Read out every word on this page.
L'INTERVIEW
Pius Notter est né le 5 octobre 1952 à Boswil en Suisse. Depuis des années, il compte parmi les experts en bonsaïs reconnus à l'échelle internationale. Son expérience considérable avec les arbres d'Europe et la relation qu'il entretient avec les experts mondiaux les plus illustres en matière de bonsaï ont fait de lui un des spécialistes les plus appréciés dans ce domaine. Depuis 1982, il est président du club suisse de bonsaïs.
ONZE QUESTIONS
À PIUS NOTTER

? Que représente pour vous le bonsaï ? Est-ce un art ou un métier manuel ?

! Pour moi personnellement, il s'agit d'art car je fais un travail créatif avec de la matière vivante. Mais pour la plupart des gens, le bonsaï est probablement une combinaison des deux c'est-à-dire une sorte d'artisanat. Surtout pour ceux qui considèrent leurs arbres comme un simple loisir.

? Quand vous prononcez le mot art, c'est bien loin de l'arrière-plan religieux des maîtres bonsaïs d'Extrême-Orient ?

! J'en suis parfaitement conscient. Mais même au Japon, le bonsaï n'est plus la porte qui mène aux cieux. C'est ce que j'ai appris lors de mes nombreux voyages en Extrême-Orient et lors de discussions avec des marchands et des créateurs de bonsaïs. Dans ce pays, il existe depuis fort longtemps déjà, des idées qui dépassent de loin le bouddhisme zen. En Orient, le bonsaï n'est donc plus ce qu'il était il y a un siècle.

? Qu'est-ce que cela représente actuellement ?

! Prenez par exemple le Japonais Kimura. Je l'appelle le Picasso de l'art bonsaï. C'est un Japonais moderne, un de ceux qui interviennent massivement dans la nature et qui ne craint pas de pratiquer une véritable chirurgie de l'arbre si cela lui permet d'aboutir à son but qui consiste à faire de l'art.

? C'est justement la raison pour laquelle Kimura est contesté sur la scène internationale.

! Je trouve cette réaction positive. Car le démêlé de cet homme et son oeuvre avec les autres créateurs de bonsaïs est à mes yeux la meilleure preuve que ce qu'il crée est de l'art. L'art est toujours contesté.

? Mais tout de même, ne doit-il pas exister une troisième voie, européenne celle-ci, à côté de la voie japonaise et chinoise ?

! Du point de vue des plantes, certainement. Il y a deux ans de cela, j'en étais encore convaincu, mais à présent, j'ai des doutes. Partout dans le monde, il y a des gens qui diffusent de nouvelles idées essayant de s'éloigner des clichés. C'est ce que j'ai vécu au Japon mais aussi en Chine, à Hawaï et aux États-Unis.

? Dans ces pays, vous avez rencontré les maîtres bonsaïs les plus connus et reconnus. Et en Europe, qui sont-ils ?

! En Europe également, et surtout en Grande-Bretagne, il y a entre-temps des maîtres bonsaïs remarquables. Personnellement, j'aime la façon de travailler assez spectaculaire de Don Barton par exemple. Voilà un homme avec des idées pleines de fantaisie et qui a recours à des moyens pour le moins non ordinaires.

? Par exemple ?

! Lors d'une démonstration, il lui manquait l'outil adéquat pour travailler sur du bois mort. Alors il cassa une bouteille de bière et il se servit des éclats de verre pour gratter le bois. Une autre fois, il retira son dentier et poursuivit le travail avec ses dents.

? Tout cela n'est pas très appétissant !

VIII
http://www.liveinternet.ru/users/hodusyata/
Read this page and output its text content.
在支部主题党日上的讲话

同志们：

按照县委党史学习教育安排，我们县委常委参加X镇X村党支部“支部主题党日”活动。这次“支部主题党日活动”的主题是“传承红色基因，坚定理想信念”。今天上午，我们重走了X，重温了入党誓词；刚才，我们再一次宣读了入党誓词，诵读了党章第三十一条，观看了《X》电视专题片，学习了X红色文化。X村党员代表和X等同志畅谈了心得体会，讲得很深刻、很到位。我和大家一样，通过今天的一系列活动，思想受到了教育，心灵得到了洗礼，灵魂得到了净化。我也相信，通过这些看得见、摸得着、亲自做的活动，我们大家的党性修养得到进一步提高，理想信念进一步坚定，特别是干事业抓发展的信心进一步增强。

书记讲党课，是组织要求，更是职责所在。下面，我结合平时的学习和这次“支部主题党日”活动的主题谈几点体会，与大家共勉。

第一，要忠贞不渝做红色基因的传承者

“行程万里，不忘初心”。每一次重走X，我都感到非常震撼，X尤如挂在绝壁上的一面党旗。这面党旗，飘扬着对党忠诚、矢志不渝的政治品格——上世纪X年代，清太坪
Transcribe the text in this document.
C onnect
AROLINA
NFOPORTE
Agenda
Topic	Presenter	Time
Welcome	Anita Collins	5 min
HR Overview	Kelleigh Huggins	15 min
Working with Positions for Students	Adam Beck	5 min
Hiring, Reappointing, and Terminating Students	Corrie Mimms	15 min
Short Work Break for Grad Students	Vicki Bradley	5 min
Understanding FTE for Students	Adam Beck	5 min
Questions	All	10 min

PROBLEM TO WORK ON:
Transcribe all of the material exactly. Omit nothing.

OUTPUT BELOW:
Read out every word on this page.
L'INTERVIEW
Pius Notter est né le 5 octobre 1952 à Boswil en Suisse. Depuis des années, il compte parmi les experts en bonsaïs reconnus à l'échelle internationale. Son expérience considérable avec les arbres d'Europe et la relation qu'il entretient avec les experts mondiaux les plus illustres en matière de bonsaï ont fait de lui un des spécialistes les plus appréciés dans ce domaine. Depuis 1982, il est président du club suisse de bonsaïs.
ONZE QUESTIONS
À PIUS NOTTER

? Que représente pour vous le bonsaï ? Est-ce un art ou un métier manuel ?

! Pour moi personnellement, il s'agit d'art car je fais un travail créatif avec de la matière vivante. Mais pour la plupart des gens, le bonsaï est probablement une combinaison des deux c'est-à-dire une sorte d'artisanat. Surtout pour ceux qui considèrent leurs arbres comme un simple loisir.

? Quand vous prononcez le mot art, c'est bien loin de l'arrière-plan religieux des maîtres bonsaïs d'Extrême-Orient ?

! J'en suis parfaitement conscient. Mais même au Japon, le bonsaï n'est plus la porte qui mène aux cieux. C'est ce que j'ai appris lors de mes nombreux voyages en Extrême-Orient et lors de discussions avec des marchands et des créateurs de bonsaïs. Dans ce pays, il existe depuis fort longtemps déjà, des idées qui dépassent de loin le bouddhisme zen. En Orient, le bonsaï n'est donc plus ce qu'il était il y a un siècle.

? Qu'est-ce que cela représente actuellement ?

! Prenez par exemple le Japonais Kimura. Je l'appelle le Picasso de l'art bonsaï. C'est un Japonais moderne, un de ceux qui interviennent massivement dans la nature et qui ne craint pas de pratiquer une véritable chirurgie de l'arbre si cela lui permet d'aboutir à son but qui consiste à faire de l'art.

? C'est justement la raison pour laquelle Kimura est contesté sur la scène internationale.

! Je trouve cette réaction positive. Car le démêlé de cet homme et son oeuvre avec les autres créateurs de bonsaïs est à mes yeux la meilleure preuve que ce qu'il crée est de l'art. L'art est toujours contesté.

? Mais tout de même, ne doit-il pas exister une troisième voie, européenne celle-ci, à côté de la voie japonaise et chinoise ?

! Du point de vue des plantes, certainement. Il y a deux ans de cela, j'en étais encore convaincu, mais à présent, j'ai des doutes. Partout dans le monde, il y a des gens qui diffusent de nouvelles idées essayant de s'éloigner des clichés. C'est ce que j'ai vécu au Japon mais aussi en Chine, à Hawaï et aux États-Unis.

? Dans ces pays, vous avez rencontré les maîtres bonsaïs les plus connus et reconnus. Et en Europe, qui sont-ils ?

! En Europe également, et surtout en Grande-Bretagne, il y a entre-temps des maîtres bonsaïs remarquables. Personnellement, j'aime la façon de travailler assez spectaculaire de Don Barton par exemple. Voilà un homme avec des idées pleines de fantaisie et qui a recours à des moyens pour le moins non ordinaires.

? Par exemple ?

! Lors d'une démonstration, il lui manquait l'outil adéquat pour travailler sur du bois mort. Alors il cassa une bouteille de bière et il se servit des éclats de verre pour gratter le bois. Une autre fois, il retira son dentier et poursuivit le travail avec ses dents.

? Tout cela n'est pas très appétissant !

VIII
http://www.liveinternet.ru/users/hodusyata/
Read this page and output its text content.
在支部主题党日上的讲话

同志们：

按照县委党史学习教育安排，我们县委常委参加X镇X村党支部“支部主题党日”活动。这次“支部主题党日活动”的主题是“传承红色基因，坚定理想信念”。今天上午，我们重走了X，重温了入党誓词；刚才，我们再一次宣读了入党誓词，诵读了党章第三十一条，观看了《X》电视专题片，学习了X红色文化。X村党员代表和X等同志畅谈了心得体会，讲得很深刻、很到位。我和大家一样，通过今天的一系列活动，思想受到了教育，心灵得到了洗礼，灵魂得到了净化。我也相信，通过这些看得见、摸得着、亲自做的活动，我们大家的党性修养得到进一步提高，理想信念进一步坚定，特别是干事业抓发展的信心进一步增强。

书记讲党课，是组织要求，更是职责所在。下面，我结合平时的学习和这次“支部主题党日”活动的主题谈几点体会，与大家共勉。

第一，要忠贞不渝做红色基因的传承者

“行程万里，不忘初心”。每一次重走X，我都感到非常震撼，X尤如挂在绝壁上的一面党旗。这面党旗，飘扬着对党忠诚、矢志不渝的政治品格——上世纪X年代，清太坪
Transcribe the text in this document.
C onnect
AROLINA
NFOPORTE
Agenda
Topic	Presenter	Time
Welcome	Anita Collins	5 min
HR Overview	Kelleigh Huggins	15 min
Working with Positions for Students	Adam Beck	5 min
Hiring, Reappointing, and Terminating Students	Corrie Mimms	15 min
Short Work Break for Grad Students	Vicki Bradley	5 min
Understanding FTE for Students	Adam Beck	5 min
Questions	All	10 min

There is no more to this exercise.